▸ **Exercise material**
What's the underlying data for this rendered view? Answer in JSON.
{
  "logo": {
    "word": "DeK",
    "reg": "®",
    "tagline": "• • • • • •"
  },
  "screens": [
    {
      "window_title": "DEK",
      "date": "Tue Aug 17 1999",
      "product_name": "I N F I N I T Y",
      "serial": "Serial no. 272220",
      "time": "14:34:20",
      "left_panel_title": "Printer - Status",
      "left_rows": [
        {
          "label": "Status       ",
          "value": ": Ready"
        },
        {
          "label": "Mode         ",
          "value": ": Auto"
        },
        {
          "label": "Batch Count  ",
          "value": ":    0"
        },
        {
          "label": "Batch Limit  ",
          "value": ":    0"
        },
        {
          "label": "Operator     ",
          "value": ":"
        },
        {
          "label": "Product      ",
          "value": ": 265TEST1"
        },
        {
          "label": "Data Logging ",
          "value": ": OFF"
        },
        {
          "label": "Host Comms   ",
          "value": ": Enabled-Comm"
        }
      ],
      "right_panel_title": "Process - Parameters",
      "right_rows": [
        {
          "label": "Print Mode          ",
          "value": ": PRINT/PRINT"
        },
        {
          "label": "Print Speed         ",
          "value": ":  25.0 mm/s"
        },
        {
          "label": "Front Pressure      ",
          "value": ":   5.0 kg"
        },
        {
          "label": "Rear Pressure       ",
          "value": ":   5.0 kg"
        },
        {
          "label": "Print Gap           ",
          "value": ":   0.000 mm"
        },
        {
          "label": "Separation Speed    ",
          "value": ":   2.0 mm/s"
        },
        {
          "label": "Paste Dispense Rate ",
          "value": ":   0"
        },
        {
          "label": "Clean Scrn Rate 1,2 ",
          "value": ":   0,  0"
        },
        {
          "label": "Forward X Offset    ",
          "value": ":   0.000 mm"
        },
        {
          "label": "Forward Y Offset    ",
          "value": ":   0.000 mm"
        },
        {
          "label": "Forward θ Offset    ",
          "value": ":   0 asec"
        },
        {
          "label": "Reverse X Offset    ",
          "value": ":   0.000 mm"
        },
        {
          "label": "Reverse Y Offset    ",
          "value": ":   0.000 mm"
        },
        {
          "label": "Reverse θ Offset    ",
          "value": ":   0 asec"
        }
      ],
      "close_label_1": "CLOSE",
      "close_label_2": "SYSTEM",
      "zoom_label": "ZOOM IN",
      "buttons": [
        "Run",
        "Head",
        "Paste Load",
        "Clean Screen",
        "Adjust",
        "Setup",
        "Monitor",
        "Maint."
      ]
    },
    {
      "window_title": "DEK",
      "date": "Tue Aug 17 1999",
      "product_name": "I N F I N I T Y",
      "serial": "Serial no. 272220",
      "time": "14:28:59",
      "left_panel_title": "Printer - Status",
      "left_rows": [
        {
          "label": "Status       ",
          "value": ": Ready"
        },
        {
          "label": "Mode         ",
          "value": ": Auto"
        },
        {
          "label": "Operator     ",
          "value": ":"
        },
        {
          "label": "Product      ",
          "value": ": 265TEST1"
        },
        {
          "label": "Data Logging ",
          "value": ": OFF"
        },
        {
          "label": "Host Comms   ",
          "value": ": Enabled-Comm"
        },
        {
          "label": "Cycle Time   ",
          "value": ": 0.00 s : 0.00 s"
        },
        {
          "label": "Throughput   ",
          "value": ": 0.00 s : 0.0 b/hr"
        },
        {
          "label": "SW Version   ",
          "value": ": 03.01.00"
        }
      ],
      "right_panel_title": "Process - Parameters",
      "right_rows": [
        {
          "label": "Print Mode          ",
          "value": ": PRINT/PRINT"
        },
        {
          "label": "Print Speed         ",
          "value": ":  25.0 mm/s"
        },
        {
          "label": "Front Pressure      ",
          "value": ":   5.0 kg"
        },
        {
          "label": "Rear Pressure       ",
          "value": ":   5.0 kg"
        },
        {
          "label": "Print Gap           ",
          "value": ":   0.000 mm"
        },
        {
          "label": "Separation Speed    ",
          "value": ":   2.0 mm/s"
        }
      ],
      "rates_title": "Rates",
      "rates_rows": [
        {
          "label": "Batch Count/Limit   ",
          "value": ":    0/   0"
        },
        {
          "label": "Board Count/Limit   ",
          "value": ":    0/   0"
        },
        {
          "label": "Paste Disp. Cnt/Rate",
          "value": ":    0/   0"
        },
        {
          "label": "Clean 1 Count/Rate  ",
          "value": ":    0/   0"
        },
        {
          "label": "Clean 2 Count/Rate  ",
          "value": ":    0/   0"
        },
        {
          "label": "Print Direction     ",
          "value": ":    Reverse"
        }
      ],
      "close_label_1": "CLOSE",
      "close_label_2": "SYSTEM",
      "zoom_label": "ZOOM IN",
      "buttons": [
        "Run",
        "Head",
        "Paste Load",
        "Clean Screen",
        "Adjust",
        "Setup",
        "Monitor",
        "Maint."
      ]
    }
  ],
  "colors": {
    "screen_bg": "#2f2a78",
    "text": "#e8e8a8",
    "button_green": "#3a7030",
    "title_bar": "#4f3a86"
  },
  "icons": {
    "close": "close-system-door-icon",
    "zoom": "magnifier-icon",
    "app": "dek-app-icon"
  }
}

▸ **What you should do**
Every entry should be printed again exactly as written.

▸ **Written response**
What's the underlying data for this rendered view? Answer in JSON.
{
  "logo": {
    "word": "DeK",
    "reg": "®",
    "tagline": "• • • • • •"
  },
  "screens": [
    {
      "window_title": "DEK",
      "date": "Tue Aug 17 1999",
      "product_name": "I N F I N I T Y",
      "serial": "Serial no. 272220",
      "time": "14:34:20",
      "left_panel_title": "Printer - Status",
      "left_rows": [
        {
          "label": "Status       ",
          "value": ": Ready"
        },
        {
          "label": "Mode         ",
          "value": ": Auto"
        },
        {
          "label": "Batch Count  ",
          "value": ":    0"
        },
        {
          "label": "Batch Limit  ",
          "value": ":    0"
        },
        {
          "label": "Operator     ",
          "value": ":"
        },
        {
          "label": "Product      ",
          "value": ": 265TEST1"
        },
        {
          "label": "Data Logging ",
          "value": ": OFF"
        },
        {
          "label": "Host Comms   ",
          "value": ": Enabled-Comm"
        }
      ],
      "right_panel_title": "Process - Parameters",
      "right_rows": [
        {
          "label": "Print Mode          ",
          "value": ": PRINT/PRINT"
        },
        {
          "label": "Print Speed         ",
          "value": ":  25.0 mm/s"
        },
        {
          "label": "Front Pressure      ",
          "value": ":   5.0 kg"
        },
        {
          "label": "Rear Pressure       ",
          "value": ":   5.0 kg"
        },
        {
          "label": "Print Gap           ",
          "value": ":   0.000 mm"
        },
        {
          "label": "Separation Speed    ",
          "value": ":   2.0 mm/s"
        },
        {
          "label": "Paste Dispense Rate ",
          "value": ":   0"
        },
        {
          "label": "Clean Scrn Rate 1,2 ",
          "value": ":   0,  0"
        },
        {
          "label": "Forward X Offset    ",
          "value": ":   0.000 mm"
        },
        {
          "label": "Forward Y Offset    ",
          "value": ":   0.000 mm"
        },
        {
          "label": "Forward θ Offset    ",
          "value": ":   0 asec"
        },
        {
          "label": "Reverse X Offset    ",
          "value": ":   0.000 mm"
        },
        {
          "label": "Reverse Y Offset    ",
          "value": ":   0.000 mm"
        },
        {
          "label": "Reverse θ Offset    ",
          "value": ":   0 asec"
        }
      ],
      "close_label_1": "CLOSE",
      "close_label_2": "SYSTEM",
      "zoom_label": "ZOOM IN",
      "buttons": [
        "Run",
        "Head",
        "Paste Load",
        "Clean Screen",
        "Adjust",
        "Setup",
        "Monitor",
        "Maint."
      ]
    },
    {
      "window_title": "DEK",
      "date": "Tue Aug 17 1999",
      "product_name": "I N F I N I T Y",
      "serial": "Serial no. 272220",
      "time": "14:28:59",
      "left_panel_title": "Printer - Status",
      "left_rows": [
        {
          "label": "Status       ",
          "value": ": Ready"
        },
        {
          "label": "Mode         ",
          "value": ": Auto"
        },
        {
          "label": "Operator     ",
          "value": ":"
        },
        {
          "label": "Product      ",
          "value": ": 265TEST1"
        },
        {
          "label": "Data Logging ",
          "value": ": OFF"
        },
        {
          "label": "Host Comms   ",
          "value": ": Enabled-Comm"
        },
        {
          "label": "Cycle Time   ",
          "value": ": 0.00 s : 0.00 s"
        },
        {
          "label": "Throughput   ",
          "value": ": 0.00 s : 0.0 b/hr"
        },
        {
          "label": "SW Version   ",
          "value": ": 03.01.00"
        }
      ],
      "right_panel_title": "Process - Parameters",
      "right_rows": [
        {
          "label": "Print Mode          ",
          "value": ": PRINT/PRINT"
        },
        {
          "label": "Print Speed         ",
          "value": ":  25.0 mm/s"
        },
        {
          "label": "Front Pressure      ",
          "value": ":   5.0 kg"
        },
        {
          "label": "Rear Pressure       ",
          "value": ":   5.0 kg"
        },
        {
          "label": "Print Gap           ",
          "value": ":   0.000 mm"
        },
        {
          "label": "Separation Speed    ",
          "value": ":   2.0 mm/s"
        }
      ],
      "rates_title": "Rates",
      "rates_rows": [
        {
          "label": "Batch Count/Limit   ",
          "value": ":    0/   0"
        },
        {
          "label": "Board Count/Limit   ",
          "value": ":    0/   0"
        },
        {
          "label": "Paste Disp. Cnt/Rate",
          "value": ":    0/   0"
        },
        {
          "label": "Clean 1 Count/Rate  ",
          "value": ":    0/   0"
        },
        {
          "label": "Clean 2 Count/Rate  ",
          "value": ":    0/   0"
        },
        {
          "label": "Print Direction     ",
          "value": ":    Reverse"
        }
      ],
      "close_label_1": "CLOSE",
      "close_label_2": "SYSTEM",
      "zoom_label": "ZOOM IN",
      "buttons": [
        "Run",
        "Head",
        "Paste Load",
        "Clean Screen",
        "Adjust",
        "Setup",
        "Monitor",
        "Maint."
      ]
    }
  ],
  "colors": {
    "screen_bg": "#2f2a78",
    "text": "#e8e8a8",
    "button_green": "#3a7030",
    "title_bar": "#4f3a86"
  },
  "icons": {
    "close": "close-system-door-icon",
    "zoom": "magnifier-icon",
    "app": "dek-app-icon"
  }
}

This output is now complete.